Write out, precisely and in full, each line of the material.

### [SUPPLIED INFORMATION]
● ● ● ● ● ● ●

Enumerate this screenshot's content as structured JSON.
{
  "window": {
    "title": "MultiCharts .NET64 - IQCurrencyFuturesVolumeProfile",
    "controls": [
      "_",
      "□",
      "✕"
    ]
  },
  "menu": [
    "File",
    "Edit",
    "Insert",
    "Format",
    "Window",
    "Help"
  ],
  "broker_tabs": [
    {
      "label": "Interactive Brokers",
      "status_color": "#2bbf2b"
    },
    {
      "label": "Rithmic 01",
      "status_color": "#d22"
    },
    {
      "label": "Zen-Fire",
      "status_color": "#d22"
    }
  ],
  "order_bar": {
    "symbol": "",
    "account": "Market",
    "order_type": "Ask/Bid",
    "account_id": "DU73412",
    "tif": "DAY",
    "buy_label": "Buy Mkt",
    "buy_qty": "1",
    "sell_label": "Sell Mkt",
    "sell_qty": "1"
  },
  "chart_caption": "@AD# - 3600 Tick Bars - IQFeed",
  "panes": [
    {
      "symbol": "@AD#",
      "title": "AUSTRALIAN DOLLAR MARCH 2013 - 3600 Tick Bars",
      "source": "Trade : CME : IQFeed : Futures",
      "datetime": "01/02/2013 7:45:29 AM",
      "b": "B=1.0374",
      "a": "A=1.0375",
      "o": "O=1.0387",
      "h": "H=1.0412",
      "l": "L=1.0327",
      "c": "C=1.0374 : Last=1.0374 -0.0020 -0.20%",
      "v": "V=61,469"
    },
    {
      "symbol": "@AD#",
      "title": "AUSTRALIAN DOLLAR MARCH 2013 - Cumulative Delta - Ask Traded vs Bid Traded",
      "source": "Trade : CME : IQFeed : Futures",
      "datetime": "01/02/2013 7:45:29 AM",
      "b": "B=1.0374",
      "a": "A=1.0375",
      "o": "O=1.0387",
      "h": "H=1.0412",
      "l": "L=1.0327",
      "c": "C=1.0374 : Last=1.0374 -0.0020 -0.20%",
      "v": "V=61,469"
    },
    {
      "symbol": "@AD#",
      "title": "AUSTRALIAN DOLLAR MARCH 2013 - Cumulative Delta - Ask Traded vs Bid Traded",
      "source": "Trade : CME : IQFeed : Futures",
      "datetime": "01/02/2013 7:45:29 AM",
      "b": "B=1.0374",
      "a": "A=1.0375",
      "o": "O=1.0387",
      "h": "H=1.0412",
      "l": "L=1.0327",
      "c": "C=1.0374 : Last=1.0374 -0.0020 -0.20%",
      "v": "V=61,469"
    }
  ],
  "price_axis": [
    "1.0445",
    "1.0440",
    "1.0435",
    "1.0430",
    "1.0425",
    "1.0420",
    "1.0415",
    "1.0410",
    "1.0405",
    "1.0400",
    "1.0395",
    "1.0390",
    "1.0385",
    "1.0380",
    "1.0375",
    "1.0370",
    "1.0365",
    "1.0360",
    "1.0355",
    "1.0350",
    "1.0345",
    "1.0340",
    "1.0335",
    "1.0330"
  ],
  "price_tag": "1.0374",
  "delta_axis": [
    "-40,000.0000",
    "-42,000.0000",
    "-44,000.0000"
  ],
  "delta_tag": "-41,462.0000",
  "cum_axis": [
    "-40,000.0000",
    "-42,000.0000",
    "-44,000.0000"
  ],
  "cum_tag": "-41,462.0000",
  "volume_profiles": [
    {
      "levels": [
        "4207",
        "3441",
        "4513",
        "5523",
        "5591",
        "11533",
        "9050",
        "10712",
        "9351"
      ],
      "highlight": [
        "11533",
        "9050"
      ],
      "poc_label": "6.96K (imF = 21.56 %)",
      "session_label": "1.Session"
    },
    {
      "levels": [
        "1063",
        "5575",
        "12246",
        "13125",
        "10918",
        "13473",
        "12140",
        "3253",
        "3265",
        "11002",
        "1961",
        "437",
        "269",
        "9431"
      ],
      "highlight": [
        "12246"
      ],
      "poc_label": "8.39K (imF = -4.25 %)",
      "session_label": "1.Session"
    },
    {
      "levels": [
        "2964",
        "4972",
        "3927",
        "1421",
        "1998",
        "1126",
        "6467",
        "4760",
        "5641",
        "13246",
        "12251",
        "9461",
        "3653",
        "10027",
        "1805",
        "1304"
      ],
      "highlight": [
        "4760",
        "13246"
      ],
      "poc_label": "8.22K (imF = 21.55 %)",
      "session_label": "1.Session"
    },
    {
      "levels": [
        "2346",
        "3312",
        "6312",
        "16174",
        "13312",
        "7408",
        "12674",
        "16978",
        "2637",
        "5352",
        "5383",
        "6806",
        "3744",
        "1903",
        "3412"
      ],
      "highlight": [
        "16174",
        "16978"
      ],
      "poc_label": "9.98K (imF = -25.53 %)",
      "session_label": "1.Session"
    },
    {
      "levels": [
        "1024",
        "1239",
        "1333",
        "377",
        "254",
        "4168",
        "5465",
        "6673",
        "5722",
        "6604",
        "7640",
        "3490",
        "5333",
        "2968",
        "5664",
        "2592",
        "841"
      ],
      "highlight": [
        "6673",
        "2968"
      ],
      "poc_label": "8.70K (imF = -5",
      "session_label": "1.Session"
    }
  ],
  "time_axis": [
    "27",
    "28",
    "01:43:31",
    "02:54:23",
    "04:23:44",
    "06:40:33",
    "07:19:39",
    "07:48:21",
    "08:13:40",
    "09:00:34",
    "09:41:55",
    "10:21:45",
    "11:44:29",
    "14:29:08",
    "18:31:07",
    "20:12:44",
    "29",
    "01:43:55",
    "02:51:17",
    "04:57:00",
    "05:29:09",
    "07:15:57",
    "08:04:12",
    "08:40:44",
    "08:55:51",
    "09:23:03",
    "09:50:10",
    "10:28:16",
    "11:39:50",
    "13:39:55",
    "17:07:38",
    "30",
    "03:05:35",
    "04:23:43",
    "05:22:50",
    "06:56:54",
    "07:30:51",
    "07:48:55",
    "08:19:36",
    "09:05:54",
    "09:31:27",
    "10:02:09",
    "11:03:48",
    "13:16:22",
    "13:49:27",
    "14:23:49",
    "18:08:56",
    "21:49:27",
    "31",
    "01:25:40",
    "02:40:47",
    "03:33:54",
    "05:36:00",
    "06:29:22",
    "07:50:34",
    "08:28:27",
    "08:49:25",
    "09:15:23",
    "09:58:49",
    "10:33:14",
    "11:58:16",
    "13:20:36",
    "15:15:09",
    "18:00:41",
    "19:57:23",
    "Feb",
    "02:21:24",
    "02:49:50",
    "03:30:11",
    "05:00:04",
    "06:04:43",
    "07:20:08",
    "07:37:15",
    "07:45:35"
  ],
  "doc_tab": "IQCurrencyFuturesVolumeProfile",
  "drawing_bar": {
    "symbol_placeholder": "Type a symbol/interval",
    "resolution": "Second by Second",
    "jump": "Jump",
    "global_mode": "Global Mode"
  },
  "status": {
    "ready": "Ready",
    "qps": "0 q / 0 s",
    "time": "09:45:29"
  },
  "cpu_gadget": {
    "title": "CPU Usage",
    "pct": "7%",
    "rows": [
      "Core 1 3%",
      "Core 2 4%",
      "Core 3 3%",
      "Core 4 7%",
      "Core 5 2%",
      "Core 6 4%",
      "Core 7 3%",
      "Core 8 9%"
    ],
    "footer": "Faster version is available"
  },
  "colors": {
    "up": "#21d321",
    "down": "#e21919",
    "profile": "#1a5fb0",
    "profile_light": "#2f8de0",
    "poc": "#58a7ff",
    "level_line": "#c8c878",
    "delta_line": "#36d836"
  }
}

● ● ● ● ● ● ●

### [RESPONSE TO THE TASK]
Enumerate this screenshot's content as structured JSON.
{
  "window": {
    "title": "MultiCharts .NET64 - IQCurrencyFuturesVolumeProfile",
    "controls": [
      "_",
      "□",
      "✕"
    ]
  },
  "menu": [
    "File",
    "Edit",
    "Insert",
    "Format",
    "Window",
    "Help"
  ],
  "broker_tabs": [
    {
      "label": "Interactive Brokers",
      "status_color": "#2bbf2b"
    },
    {
      "label": "Rithmic 01",
      "status_color": "#d22"
    },
    {
      "label": "Zen-Fire",
      "status_color": "#d22"
    }
  ],
  "order_bar": {
    "symbol": "",
    "account": "Market",
    "order_type": "Ask/Bid",
    "account_id": "DU73412",
    "tif": "DAY",
    "buy_label": "Buy Mkt",
    "buy_qty": "1",
    "sell_label": "Sell Mkt",
    "sell_qty": "1"
  },
  "chart_caption": "@AD# - 3600 Tick Bars - IQFeed",
  "panes": [
    {
      "symbol": "@AD#",
      "title": "AUSTRALIAN DOLLAR MARCH 2013 - 3600 Tick Bars",
      "source": "Trade : CME : IQFeed : Futures",
      "datetime": "01/02/2013 7:45:29 AM",
      "b": "B=1.0374",
      "a": "A=1.0375",
      "o": "O=1.0387",
      "h": "H=1.0412",
      "l": "L=1.0327",
      "c": "C=1.0374 : Last=1.0374 -0.0020 -0.20%",
      "v": "V=61,469"
    },
    {
      "symbol": "@AD#",
      "title": "AUSTRALIAN DOLLAR MARCH 2013 - Cumulative Delta - Ask Traded vs Bid Traded",
      "source": "Trade : CME : IQFeed : Futures",
      "datetime": "01/02/2013 7:45:29 AM",
      "b": "B=1.0374",
      "a": "A=1.0375",
      "o": "O=1.0387",
      "h": "H=1.0412",
      "l": "L=1.0327",
      "c": "C=1.0374 : Last=1.0374 -0.0020 -0.20%",
      "v": "V=61,469"
    },
    {
      "symbol": "@AD#",
      "title": "AUSTRALIAN DOLLAR MARCH 2013 - Cumulative Delta - Ask Traded vs Bid Traded",
      "source": "Trade : CME : IQFeed : Futures",
      "datetime": "01/02/2013 7:45:29 AM",
      "b": "B=1.0374",
      "a": "A=1.0375",
      "o": "O=1.0387",
      "h": "H=1.0412",
      "l": "L=1.0327",
      "c": "C=1.0374 : Last=1.0374 -0.0020 -0.20%",
      "v": "V=61,469"
    }
  ],
  "price_axis": [
    "1.0445",
    "1.0440",
    "1.0435",
    "1.0430",
    "1.0425",
    "1.0420",
    "1.0415",
    "1.0410",
    "1.0405",
    "1.0400",
    "1.0395",
    "1.0390",
    "1.0385",
    "1.0380",
    "1.0375",
    "1.0370",
    "1.0365",
    "1.0360",
    "1.0355",
    "1.0350",
    "1.0345",
    "1.0340",
    "1.0335",
    "1.0330"
  ],
  "price_tag": "1.0374",
  "delta_axis": [
    "-40,000.0000",
    "-42,000.0000",
    "-44,000.0000"
  ],
  "delta_tag": "-41,462.0000",
  "cum_axis": [
    "-40,000.0000",
    "-42,000.0000",
    "-44,000.0000"
  ],
  "cum_tag": "-41,462.0000",
  "volume_profiles": [
    {
      "levels": [
        "4207",
        "3441",
        "4513",
        "5523",
        "5591",
        "11533",
        "9050",
        "10712",
        "9351"
      ],
      "highlight": [
        "11533",
        "9050"
      ],
      "poc_label": "6.96K (imF = 21.56 %)",
      "session_label": "1.Session"
    },
    {
      "levels": [
        "1063",
        "5575",
        "12246",
        "13125",
        "10918",
        "13473",
        "12140",
        "3253",
        "3265",
        "11002",
        "1961",
        "437",
        "269",
        "9431"
      ],
      "highlight": [
        "12246"
      ],
      "poc_label": "8.39K (imF = -4.25 %)",
      "session_label": "1.Session"
    },
    {
      "levels": [
        "2964",
        "4972",
        "3927",
        "1421",
        "1998",
        "1126",
        "6467",
        "4760",
        "5641",
        "13246",
        "12251",
        "9461",
        "3653",
        "10027",
        "1805",
        "1304"
      ],
      "highlight": [
        "4760",
        "13246"
      ],
      "poc_label": "8.22K (imF = 21.55 %)",
      "session_label": "1.Session"
    },
    {
      "levels": [
        "2346",
        "3312",
        "6312",
        "16174",
        "13312",
        "7408",
        "12674",
        "16978",
        "2637",
        "5352",
        "5383",
        "6806",
        "3744",
        "1903",
        "3412"
      ],
      "highlight": [
        "16174",
        "16978"
      ],
      "poc_label": "9.98K (imF = -25.53 %)",
      "session_label": "1.Session"
    },
    {
      "levels": [
        "1024",
        "1239",
        "1333",
        "377",
        "254",
        "4168",
        "5465",
        "6673",
        "5722",
        "6604",
        "7640",
        "3490",
        "5333",
        "2968",
        "5664",
        "2592",
        "841"
      ],
      "highlight": [
        "6673",
        "2968"
      ],
      "poc_label": "8.70K (imF = -5",
      "session_label": "1.Session"
    }
  ],
  "time_axis": [
    "27",
    "28",
    "01:43:31",
    "02:54:23",
    "04:23:44",
    "06:40:33",
    "07:19:39",
    "07:48:21",
    "08:13:40",
    "09:00:34",
    "09:41:55",
    "10:21:45",
    "11:44:29",
    "14:29:08",
    "18:31:07",
    "20:12:44",
    "29",
    "01:43:55",
    "02:51:17",
    "04:57:00",
    "05:29:09",
    "07:15:57",
    "08:04:12",
    "08:40:44",
    "08:55:51",
    "09:23:03",
    "09:50:10",
    "10:28:16",
    "11:39:50",
    "13:39:55",
    "17:07:38",
    "30",
    "03:05:35",
    "04:23:43",
    "05:22:50",
    "06:56:54",
    "07:30:51",
    "07:48:55",
    "08:19:36",
    "09:05:54",
    "09:31:27",
    "10:02:09",
    "11:03:48",
    "13:16:22",
    "13:49:27",
    "14:23:49",
    "18:08:56",
    "21:49:27",
    "31",
    "01:25:40",
    "02:40:47",
    "03:33:54",
    "05:36:00",
    "06:29:22",
    "07:50:34",
    "08:28:27",
    "08:49:25",
    "09:15:23",
    "09:58:49",
    "10:33:14",
    "11:58:16",
    "13:20:36",
    "15:15:09",
    "18:00:41",
    "19:57:23",
    "Feb",
    "02:21:24",
    "02:49:50",
    "03:30:11",
    "05:00:04",
    "06:04:43",
    "07:20:08",
    "07:37:15",
    "07:45:35"
  ],
  "doc_tab": "IQCurrencyFuturesVolumeProfile",
  "drawing_bar": {
    "symbol_placeholder": "Type a symbol/interval",
    "resolution": "Second by Second",
    "jump": "Jump",
    "global_mode": "Global Mode"
  },
  "status": {
    "ready": "Ready",
    "qps": "0 q / 0 s",
    "time": "09:45:29"
  },
  "cpu_gadget": {
    "title": "CPU Usage",
    "pct": "7%",
    "rows": [
      "Core 1 3%",
      "Core 2 4%",
      "Core 3 3%",
      "Core 4 7%",
      "Core 5 2%",
      "Core 6 4%",
      "Core 7 3%",
      "Core 8 9%"
    ],
    "footer": "Faster version is available"
  },
  "colors": {
    "up": "#21d321",
    "down": "#e21919",
    "profile": "#1a5fb0",
    "profile_light": "#2f8de0",
    "poc": "#58a7ff",
    "level_line": "#c8c878",
    "delta_line": "#36d836"
  }
}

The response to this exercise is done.